*Directive*. Reply with nothing except the number of lines that contain the word "this".

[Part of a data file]

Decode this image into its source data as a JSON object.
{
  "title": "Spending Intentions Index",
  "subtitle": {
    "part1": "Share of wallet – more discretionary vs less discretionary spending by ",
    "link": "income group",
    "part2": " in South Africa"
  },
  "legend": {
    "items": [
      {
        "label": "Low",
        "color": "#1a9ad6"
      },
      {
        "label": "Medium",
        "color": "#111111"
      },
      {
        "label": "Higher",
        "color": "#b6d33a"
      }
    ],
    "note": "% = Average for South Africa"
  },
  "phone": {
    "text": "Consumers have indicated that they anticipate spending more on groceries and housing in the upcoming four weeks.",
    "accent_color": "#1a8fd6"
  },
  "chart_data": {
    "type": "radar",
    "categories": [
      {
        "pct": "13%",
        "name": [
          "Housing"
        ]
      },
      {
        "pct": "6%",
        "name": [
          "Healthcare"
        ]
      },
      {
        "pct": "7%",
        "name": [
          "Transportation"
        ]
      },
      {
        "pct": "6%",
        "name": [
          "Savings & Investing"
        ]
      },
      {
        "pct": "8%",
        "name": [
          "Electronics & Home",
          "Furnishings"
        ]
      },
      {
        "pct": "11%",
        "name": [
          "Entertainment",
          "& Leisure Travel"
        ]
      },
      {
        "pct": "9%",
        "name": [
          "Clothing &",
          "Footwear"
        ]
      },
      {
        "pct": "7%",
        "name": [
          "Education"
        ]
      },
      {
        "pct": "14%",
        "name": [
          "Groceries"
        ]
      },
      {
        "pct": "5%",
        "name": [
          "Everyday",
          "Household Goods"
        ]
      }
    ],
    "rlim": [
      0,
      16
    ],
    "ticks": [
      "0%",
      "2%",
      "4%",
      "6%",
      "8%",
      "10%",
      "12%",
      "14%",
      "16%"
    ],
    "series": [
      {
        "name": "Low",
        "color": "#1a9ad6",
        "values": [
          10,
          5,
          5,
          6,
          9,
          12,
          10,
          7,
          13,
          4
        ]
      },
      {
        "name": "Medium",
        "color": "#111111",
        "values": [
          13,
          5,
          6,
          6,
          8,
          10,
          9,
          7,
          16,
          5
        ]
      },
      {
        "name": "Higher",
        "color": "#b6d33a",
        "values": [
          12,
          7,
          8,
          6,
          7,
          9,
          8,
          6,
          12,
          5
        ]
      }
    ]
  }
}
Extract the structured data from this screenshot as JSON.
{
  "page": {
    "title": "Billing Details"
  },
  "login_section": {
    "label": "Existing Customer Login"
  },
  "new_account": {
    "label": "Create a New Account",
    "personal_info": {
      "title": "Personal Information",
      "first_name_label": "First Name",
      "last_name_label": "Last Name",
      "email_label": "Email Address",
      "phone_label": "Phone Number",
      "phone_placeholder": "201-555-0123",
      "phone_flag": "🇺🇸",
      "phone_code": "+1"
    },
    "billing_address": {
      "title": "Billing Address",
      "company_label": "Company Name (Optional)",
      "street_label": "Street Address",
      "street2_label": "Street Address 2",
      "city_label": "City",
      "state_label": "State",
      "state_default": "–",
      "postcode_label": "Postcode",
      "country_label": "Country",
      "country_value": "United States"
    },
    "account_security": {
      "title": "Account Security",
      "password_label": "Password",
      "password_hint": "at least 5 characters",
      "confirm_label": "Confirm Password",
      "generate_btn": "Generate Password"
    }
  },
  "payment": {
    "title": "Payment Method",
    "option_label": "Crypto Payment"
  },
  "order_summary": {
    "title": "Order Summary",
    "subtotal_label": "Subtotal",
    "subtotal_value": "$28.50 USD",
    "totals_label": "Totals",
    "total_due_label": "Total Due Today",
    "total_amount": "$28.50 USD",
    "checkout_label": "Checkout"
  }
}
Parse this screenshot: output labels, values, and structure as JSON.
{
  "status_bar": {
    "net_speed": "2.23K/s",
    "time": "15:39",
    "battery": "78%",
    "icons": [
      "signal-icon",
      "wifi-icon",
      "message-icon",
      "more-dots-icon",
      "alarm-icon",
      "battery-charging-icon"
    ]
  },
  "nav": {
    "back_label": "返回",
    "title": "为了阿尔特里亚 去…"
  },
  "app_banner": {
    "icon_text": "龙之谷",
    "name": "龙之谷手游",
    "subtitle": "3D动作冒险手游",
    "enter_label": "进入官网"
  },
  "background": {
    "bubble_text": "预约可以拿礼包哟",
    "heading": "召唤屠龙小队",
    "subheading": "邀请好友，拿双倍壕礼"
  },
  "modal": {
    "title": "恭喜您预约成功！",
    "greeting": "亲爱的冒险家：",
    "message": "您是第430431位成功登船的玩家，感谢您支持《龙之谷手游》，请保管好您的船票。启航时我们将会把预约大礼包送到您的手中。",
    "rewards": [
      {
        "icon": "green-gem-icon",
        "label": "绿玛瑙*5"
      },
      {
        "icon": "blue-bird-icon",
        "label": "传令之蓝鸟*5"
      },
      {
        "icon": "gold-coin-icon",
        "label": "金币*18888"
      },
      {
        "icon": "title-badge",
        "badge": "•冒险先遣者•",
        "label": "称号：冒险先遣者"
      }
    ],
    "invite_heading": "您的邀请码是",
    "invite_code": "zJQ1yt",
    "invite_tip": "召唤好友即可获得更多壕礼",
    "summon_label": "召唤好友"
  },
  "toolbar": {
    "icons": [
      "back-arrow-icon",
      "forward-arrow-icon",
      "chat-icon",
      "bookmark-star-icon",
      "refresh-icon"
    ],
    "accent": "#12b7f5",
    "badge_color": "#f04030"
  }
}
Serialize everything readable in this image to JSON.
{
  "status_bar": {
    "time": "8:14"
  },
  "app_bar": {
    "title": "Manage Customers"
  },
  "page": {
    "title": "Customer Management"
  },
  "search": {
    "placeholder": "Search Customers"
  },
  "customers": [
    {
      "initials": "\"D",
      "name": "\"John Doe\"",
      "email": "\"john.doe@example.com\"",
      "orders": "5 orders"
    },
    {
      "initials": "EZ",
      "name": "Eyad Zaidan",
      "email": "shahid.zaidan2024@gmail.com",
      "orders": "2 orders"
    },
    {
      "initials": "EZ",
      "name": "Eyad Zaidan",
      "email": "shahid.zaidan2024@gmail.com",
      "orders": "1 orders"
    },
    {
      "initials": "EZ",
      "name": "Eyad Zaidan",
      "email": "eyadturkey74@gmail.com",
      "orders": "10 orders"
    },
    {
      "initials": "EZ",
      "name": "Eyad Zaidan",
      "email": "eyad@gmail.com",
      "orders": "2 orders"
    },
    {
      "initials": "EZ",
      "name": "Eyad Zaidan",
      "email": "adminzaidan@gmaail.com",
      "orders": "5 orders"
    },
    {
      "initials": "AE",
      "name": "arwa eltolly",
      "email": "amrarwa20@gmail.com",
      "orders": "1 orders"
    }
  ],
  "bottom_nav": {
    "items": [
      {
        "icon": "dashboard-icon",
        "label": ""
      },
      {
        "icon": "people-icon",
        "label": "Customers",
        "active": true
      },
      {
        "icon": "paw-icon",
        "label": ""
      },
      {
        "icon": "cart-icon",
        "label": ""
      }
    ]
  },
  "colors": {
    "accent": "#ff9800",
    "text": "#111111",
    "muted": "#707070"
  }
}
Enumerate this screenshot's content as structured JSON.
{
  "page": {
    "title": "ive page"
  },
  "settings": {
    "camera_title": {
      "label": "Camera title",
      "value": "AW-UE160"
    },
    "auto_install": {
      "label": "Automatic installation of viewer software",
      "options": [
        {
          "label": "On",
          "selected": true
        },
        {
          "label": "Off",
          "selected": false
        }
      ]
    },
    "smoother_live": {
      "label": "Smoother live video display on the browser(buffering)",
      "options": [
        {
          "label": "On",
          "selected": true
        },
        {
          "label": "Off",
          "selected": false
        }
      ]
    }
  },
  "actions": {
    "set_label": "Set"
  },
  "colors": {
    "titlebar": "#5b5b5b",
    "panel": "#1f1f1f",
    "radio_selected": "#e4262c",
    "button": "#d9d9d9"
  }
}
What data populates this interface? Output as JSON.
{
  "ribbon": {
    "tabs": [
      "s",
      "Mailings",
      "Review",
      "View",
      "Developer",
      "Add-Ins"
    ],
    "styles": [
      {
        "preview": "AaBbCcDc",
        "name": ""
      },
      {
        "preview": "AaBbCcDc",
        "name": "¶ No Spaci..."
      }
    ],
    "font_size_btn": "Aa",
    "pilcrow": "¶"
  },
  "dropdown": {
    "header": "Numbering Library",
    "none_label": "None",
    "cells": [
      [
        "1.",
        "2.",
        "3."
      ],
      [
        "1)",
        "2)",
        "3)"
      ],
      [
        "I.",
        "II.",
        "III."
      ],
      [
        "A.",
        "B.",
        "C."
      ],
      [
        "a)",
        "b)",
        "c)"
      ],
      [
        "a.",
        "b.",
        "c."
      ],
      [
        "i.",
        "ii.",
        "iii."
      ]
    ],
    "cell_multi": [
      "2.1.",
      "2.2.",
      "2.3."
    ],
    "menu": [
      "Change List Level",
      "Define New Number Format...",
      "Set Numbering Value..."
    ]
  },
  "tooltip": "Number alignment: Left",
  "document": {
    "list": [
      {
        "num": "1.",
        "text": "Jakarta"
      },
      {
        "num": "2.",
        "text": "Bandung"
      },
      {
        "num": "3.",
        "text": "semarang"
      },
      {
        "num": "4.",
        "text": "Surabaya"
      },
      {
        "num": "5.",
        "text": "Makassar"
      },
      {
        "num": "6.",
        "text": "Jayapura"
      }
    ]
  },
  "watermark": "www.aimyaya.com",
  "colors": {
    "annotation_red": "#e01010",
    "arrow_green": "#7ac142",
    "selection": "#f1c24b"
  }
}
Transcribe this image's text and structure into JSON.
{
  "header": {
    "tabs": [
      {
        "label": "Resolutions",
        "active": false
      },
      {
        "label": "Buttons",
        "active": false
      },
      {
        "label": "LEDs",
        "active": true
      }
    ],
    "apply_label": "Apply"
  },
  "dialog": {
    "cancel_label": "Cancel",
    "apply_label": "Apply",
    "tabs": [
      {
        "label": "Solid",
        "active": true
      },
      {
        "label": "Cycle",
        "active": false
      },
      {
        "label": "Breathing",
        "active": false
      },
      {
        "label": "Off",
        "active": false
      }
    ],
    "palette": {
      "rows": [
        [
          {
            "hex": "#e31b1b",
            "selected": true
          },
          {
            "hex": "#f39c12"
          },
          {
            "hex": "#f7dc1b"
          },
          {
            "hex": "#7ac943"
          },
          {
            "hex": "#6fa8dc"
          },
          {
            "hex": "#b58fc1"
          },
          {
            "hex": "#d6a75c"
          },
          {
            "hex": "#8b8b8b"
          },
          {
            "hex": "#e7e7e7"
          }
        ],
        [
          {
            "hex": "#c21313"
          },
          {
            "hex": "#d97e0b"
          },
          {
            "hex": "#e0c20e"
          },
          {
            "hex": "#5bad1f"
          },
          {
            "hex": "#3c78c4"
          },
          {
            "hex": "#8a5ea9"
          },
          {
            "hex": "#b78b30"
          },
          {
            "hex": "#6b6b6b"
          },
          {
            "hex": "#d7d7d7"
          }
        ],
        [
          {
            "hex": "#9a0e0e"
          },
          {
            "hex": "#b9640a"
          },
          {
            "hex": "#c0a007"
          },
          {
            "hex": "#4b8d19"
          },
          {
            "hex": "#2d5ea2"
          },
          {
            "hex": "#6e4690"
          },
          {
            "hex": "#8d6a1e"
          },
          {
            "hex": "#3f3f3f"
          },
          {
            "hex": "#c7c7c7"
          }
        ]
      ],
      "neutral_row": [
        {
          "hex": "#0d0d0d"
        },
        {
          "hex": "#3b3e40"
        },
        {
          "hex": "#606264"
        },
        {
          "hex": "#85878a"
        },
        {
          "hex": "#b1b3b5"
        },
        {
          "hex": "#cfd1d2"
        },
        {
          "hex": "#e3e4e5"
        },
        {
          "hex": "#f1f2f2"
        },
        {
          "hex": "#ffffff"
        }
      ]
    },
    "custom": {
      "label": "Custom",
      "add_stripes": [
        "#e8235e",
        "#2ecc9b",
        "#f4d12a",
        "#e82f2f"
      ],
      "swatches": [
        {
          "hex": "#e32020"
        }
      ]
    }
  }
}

*Final result*. 7